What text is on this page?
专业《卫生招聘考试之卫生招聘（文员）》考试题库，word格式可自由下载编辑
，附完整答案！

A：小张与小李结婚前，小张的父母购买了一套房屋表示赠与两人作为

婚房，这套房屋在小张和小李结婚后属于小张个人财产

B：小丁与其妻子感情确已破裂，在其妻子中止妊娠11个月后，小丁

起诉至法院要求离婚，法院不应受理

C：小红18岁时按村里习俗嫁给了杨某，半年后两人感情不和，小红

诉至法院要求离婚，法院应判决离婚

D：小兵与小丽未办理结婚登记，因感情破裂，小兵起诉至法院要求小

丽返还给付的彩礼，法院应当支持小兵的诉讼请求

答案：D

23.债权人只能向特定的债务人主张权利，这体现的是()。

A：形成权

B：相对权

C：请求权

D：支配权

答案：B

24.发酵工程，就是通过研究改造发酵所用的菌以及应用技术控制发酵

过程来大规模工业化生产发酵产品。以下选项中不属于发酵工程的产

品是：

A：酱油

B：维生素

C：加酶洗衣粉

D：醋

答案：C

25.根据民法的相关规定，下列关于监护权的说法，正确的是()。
***
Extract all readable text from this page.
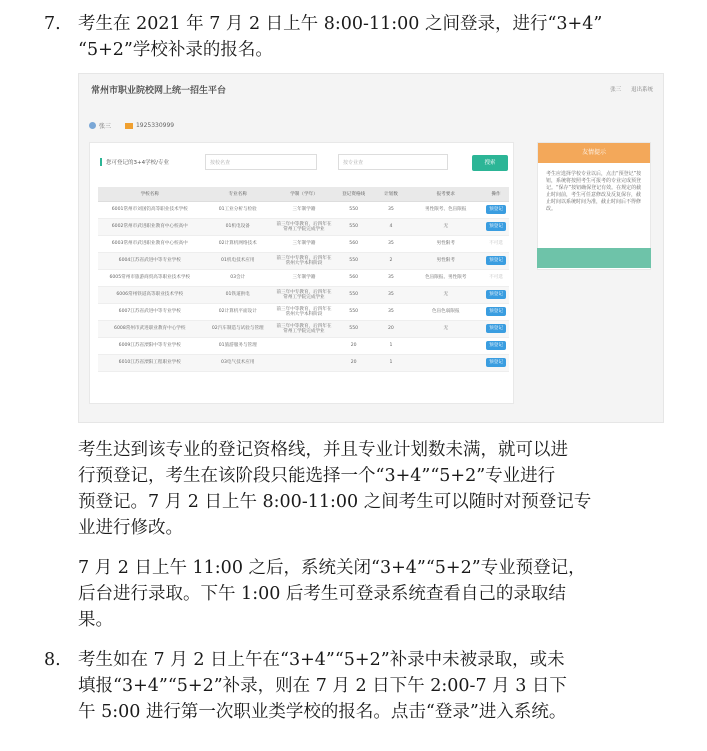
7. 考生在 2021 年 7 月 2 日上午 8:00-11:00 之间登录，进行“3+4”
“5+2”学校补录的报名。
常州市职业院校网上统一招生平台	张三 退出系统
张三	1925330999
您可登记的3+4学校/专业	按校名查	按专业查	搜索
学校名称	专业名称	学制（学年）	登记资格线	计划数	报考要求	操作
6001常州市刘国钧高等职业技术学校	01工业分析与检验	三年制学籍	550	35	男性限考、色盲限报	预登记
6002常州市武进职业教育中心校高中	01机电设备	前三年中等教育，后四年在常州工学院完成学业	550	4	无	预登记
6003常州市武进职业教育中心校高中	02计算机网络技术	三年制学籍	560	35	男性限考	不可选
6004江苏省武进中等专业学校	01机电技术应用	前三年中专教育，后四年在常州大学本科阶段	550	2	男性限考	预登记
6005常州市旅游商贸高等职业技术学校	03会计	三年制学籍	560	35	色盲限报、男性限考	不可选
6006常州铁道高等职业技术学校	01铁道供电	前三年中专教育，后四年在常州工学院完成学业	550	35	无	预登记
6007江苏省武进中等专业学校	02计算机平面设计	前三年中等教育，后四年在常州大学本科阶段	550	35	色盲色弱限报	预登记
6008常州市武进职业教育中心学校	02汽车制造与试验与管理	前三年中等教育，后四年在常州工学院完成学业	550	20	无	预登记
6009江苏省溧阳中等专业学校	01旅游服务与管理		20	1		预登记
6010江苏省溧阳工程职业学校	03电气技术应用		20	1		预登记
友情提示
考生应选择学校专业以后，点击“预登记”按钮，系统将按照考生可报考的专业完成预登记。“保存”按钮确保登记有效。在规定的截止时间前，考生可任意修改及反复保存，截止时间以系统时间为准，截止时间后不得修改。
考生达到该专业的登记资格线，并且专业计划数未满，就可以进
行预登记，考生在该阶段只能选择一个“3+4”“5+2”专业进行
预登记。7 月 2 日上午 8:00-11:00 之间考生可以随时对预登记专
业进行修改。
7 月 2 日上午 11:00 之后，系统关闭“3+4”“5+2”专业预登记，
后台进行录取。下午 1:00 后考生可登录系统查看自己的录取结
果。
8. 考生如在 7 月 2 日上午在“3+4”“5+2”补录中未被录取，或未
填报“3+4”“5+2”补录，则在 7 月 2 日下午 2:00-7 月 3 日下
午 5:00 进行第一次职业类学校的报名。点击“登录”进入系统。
***
**EXERCISE DESCRIPTION**
Using the listing above, locate the lines that hold "text" and copy each one.

**COMPLETE RESPONSE**
What text is on this page?
Extract all readable text from this page.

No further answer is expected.